Instructions to follow — Write each line out again exactly as written.

Information shown —

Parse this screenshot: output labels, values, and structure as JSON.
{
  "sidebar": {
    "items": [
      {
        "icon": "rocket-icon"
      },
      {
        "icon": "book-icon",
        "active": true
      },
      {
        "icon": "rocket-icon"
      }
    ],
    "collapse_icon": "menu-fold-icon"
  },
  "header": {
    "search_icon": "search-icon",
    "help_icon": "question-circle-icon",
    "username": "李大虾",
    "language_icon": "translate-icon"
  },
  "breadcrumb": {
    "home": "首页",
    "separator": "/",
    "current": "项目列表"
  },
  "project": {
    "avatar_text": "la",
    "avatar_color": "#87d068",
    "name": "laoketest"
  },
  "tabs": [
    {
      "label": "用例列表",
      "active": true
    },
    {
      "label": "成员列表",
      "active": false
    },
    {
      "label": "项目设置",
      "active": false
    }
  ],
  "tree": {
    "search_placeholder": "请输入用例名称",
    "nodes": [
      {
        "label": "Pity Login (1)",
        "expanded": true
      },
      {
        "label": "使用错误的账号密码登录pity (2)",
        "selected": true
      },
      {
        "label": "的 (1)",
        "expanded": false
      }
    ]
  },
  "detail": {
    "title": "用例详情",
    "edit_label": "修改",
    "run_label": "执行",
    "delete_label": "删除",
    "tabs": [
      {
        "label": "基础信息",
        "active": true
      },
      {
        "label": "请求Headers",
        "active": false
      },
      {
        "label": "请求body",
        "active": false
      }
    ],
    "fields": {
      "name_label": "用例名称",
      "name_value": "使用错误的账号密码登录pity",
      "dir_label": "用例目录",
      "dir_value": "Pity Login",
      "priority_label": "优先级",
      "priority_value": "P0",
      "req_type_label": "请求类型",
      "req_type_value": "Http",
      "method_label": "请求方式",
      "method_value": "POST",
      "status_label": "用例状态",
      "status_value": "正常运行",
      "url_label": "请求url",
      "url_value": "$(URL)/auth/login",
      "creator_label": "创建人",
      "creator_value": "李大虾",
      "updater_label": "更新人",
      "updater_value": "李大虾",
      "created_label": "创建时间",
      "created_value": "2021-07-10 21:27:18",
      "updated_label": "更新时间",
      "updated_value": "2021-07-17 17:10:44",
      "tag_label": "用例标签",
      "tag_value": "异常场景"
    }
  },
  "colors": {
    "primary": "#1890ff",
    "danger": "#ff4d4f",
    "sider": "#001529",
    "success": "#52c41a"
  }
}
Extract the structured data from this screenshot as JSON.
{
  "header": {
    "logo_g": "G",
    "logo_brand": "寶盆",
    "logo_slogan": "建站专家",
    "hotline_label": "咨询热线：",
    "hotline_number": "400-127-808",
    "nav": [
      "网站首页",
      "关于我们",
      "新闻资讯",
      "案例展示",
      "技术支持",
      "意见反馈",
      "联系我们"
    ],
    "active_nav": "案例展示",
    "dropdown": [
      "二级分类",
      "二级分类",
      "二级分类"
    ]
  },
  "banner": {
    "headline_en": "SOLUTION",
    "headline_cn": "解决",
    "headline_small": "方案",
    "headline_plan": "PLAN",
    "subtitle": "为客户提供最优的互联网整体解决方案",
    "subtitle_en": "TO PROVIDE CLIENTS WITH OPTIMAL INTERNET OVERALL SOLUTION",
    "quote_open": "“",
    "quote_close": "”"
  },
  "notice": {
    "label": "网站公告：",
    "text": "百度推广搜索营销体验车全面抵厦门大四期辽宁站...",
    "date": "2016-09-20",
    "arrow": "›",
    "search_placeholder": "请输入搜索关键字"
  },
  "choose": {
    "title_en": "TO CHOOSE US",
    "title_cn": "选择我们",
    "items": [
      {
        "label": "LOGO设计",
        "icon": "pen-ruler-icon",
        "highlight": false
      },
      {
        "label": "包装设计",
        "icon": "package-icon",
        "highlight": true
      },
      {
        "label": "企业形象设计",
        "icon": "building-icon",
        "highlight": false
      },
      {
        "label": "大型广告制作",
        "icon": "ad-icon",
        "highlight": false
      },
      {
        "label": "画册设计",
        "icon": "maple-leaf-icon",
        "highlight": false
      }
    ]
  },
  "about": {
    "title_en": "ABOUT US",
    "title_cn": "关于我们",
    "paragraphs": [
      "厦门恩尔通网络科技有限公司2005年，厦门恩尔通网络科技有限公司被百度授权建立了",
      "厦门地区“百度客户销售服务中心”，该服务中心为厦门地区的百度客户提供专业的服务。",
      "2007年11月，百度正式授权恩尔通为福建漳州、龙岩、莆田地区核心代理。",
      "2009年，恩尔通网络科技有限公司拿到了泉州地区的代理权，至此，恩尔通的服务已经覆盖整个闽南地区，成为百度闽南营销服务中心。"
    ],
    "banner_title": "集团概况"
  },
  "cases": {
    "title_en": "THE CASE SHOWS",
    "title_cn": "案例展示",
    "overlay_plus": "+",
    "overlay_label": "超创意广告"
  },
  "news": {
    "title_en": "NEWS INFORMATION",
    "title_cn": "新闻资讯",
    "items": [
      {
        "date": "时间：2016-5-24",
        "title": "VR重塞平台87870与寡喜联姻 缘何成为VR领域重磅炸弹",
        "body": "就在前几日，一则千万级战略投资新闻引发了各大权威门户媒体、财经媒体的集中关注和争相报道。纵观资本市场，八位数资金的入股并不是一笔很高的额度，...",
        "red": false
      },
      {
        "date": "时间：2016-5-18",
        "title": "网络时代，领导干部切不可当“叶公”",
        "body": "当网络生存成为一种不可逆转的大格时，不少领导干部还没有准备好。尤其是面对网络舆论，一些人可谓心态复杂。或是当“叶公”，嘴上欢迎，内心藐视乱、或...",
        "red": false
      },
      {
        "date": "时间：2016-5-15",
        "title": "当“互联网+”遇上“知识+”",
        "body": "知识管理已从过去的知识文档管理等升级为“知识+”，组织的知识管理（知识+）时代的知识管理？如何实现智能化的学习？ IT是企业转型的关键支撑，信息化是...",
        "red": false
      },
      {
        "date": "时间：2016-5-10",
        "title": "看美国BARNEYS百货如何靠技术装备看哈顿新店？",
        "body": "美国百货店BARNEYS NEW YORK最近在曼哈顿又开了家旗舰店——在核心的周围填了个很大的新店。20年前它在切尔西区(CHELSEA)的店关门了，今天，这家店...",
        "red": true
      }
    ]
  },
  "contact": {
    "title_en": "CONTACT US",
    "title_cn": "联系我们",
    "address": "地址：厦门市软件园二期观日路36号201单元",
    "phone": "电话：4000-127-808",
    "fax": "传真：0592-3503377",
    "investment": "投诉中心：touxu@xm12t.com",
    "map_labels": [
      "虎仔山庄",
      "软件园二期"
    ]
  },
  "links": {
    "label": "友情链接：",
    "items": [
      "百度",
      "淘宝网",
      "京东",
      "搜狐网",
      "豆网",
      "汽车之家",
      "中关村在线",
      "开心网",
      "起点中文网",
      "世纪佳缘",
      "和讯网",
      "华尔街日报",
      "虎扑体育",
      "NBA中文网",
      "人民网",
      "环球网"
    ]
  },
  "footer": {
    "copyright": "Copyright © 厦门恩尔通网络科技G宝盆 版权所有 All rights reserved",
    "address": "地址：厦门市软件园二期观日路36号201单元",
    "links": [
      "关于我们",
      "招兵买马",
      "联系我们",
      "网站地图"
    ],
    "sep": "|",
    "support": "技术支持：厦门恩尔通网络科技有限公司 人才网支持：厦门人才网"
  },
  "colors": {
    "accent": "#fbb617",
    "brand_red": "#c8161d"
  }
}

Correct answer —
Parse this screenshot: output labels, values, and structure as JSON.
{
  "sidebar": {
    "items": [
      {
        "icon": "rocket-icon"
      },
      {
        "icon": "book-icon",
        "active": true
      },
      {
        "icon": "rocket-icon"
      }
    ],
    "collapse_icon": "menu-fold-icon"
  },
  "header": {
    "search_icon": "search-icon",
    "help_icon": "question-circle-icon",
    "username": "李大虾",
    "language_icon": "translate-icon"
  },
  "breadcrumb": {
    "home": "首页",
    "separator": "/",
    "current": "项目列表"
  },
  "project": {
    "avatar_text": "la",
    "avatar_color": "#87d068",
    "name": "laoketest"
  },
  "tabs": [
    {
      "label": "用例列表",
      "active": true
    },
    {
      "label": "成员列表",
      "active": false
    },
    {
      "label": "项目设置",
      "active": false
    }
  ],
  "tree": {
    "search_placeholder": "请输入用例名称",
    "nodes": [
      {
        "label": "Pity Login (1)",
        "expanded": true
      },
      {
        "label": "使用错误的账号密码登录pity (2)",
        "selected": true
      },
      {
        "label": "的 (1)",
        "expanded": false
      }
    ]
  },
  "detail": {
    "title": "用例详情",
    "edit_label": "修改",
    "run_label": "执行",
    "delete_label": "删除",
    "tabs": [
      {
        "label": "基础信息",
        "active": true
      },
      {
        "label": "请求Headers",
        "active": false
      },
      {
        "label": "请求body",
        "active": false
      }
    ],
    "fields": {
      "name_label": "用例名称",
      "name_value": "使用错误的账号密码登录pity",
      "dir_label": "用例目录",
      "dir_value": "Pity Login",
      "priority_label": "优先级",
      "priority_value": "P0",
      "req_type_label": "请求类型",
      "req_type_value": "Http",
      "method_label": "请求方式",
      "method_value": "POST",
      "status_label": "用例状态",
      "status_value": "正常运行",
      "url_label": "请求url",
      "url_value": "$(URL)/auth/login",
      "creator_label": "创建人",
      "creator_value": "李大虾",
      "updater_label": "更新人",
      "updater_value": "李大虾",
      "created_label": "创建时间",
      "created_value": "2021-07-10 21:27:18",
      "updated_label": "更新时间",
      "updated_value": "2021-07-17 17:10:44",
      "tag_label": "用例标签",
      "tag_value": "异常场景"
    }
  },
  "colors": {
    "primary": "#1890ff",
    "danger": "#ff4d4f",
    "sider": "#001529",
    "success": "#52c41a"
  }
}
Extract the structured data from this screenshot as JSON.
{
  "header": {
    "logo_g": "G",
    "logo_brand": "寶盆",
    "logo_slogan": "建站专家",
    "hotline_label": "咨询热线：",
    "hotline_number": "400-127-808",
    "nav": [
      "网站首页",
      "关于我们",
      "新闻资讯",
      "案例展示",
      "技术支持",
      "意见反馈",
      "联系我们"
    ],
    "active_nav": "案例展示",
    "dropdown": [
      "二级分类",
      "二级分类",
      "二级分类"
    ]
  },
  "banner": {
    "headline_en": "SOLUTION",
    "headline_cn": "解决",
    "headline_small": "方案",
    "headline_plan": "PLAN",
    "subtitle": "为客户提供最优的互联网整体解决方案",
    "subtitle_en": "TO PROVIDE CLIENTS WITH OPTIMAL INTERNET OVERALL SOLUTION",
    "quote_open": "“",
    "quote_close": "”"
  },
  "notice": {
    "label": "网站公告：",
    "text": "百度推广搜索营销体验车全面抵厦门大四期辽宁站...",
    "date": "2016-09-20",
    "arrow": "›",
    "search_placeholder": "请输入搜索关键字"
  },
  "choose": {
    "title_en": "TO CHOOSE US",
    "title_cn": "选择我们",
    "items": [
      {
        "label": "LOGO设计",
        "icon": "pen-ruler-icon",
        "highlight": false
      },
      {
        "label": "包装设计",
        "icon": "package-icon",
        "highlight": true
      },
      {
        "label": "企业形象设计",
        "icon": "building-icon",
        "highlight": false
      },
      {
        "label": "大型广告制作",
        "icon": "ad-icon",
        "highlight": false
      },
      {
        "label": "画册设计",
        "icon": "maple-leaf-icon",
        "highlight": false
      }
    ]
  },
  "about": {
    "title_en": "ABOUT US",
    "title_cn": "关于我们",
    "paragraphs": [
      "厦门恩尔通网络科技有限公司2005年，厦门恩尔通网络科技有限公司被百度授权建立了",
      "厦门地区“百度客户销售服务中心”，该服务中心为厦门地区的百度客户提供专业的服务。",
      "2007年11月，百度正式授权恩尔通为福建漳州、龙岩、莆田地区核心代理。",
      "2009年，恩尔通网络科技有限公司拿到了泉州地区的代理权，至此，恩尔通的服务已经覆盖整个闽南地区，成为百度闽南营销服务中心。"
    ],
    "banner_title": "集团概况"
  },
  "cases": {
    "title_en": "THE CASE SHOWS",
    "title_cn": "案例展示",
    "overlay_plus": "+",
    "overlay_label": "超创意广告"
  },
  "news": {
    "title_en": "NEWS INFORMATION",
    "title_cn": "新闻资讯",
    "items": [
      {
        "date": "时间：2016-5-24",
        "title": "VR重塞平台87870与寡喜联姻 缘何成为VR领域重磅炸弹",
        "body": "就在前几日，一则千万级战略投资新闻引发了各大权威门户媒体、财经媒体的集中关注和争相报道。纵观资本市场，八位数资金的入股并不是一笔很高的额度，...",
        "red": false
      },
      {
        "date": "时间：2016-5-18",
        "title": "网络时代，领导干部切不可当“叶公”",
        "body": "当网络生存成为一种不可逆转的大格时，不少领导干部还没有准备好。尤其是面对网络舆论，一些人可谓心态复杂。或是当“叶公”，嘴上欢迎，内心藐视乱、或...",
        "red": false
      },
      {
        "date": "时间：2016-5-15",
        "title": "当“互联网+”遇上“知识+”",
        "body": "知识管理已从过去的知识文档管理等升级为“知识+”，组织的知识管理（知识+）时代的知识管理？如何实现智能化的学习？ IT是企业转型的关键支撑，信息化是...",
        "red": false
      },
      {
        "date": "时间：2016-5-10",
        "title": "看美国BARNEYS百货如何靠技术装备看哈顿新店？",
        "body": "美国百货店BARNEYS NEW YORK最近在曼哈顿又开了家旗舰店——在核心的周围填了个很大的新店。20年前它在切尔西区(CHELSEA)的店关门了，今天，这家店...",
        "red": true
      }
    ]
  },
  "contact": {
    "title_en": "CONTACT US",
    "title_cn": "联系我们",
    "address": "地址：厦门市软件园二期观日路36号201单元",
    "phone": "电话：4000-127-808",
    "fax": "传真：0592-3503377",
    "investment": "投诉中心：touxu@xm12t.com",
    "map_labels": [
      "虎仔山庄",
      "软件园二期"
    ]
  },
  "links": {
    "label": "友情链接：",
    "items": [
      "百度",
      "淘宝网",
      "京东",
      "搜狐网",
      "豆网",
      "汽车之家",
      "中关村在线",
      "开心网",
      "起点中文网",
      "世纪佳缘",
      "和讯网",
      "华尔街日报",
      "虎扑体育",
      "NBA中文网",
      "人民网",
      "环球网"
    ]
  },
  "footer": {
    "copyright": "Copyright © 厦门恩尔通网络科技G宝盆 版权所有 All rights reserved",
    "address": "地址：厦门市软件园二期观日路36号201单元",
    "links": [
      "关于我们",
      "招兵买马",
      "联系我们",
      "网站地图"
    ],
    "sep": "|",
    "support": "技术支持：厦门恩尔通网络科技有限公司 人才网支持：厦门人才网"
  },
  "colors": {
    "accent": "#fbb617",
    "brand_red": "#c8161d"
  }
}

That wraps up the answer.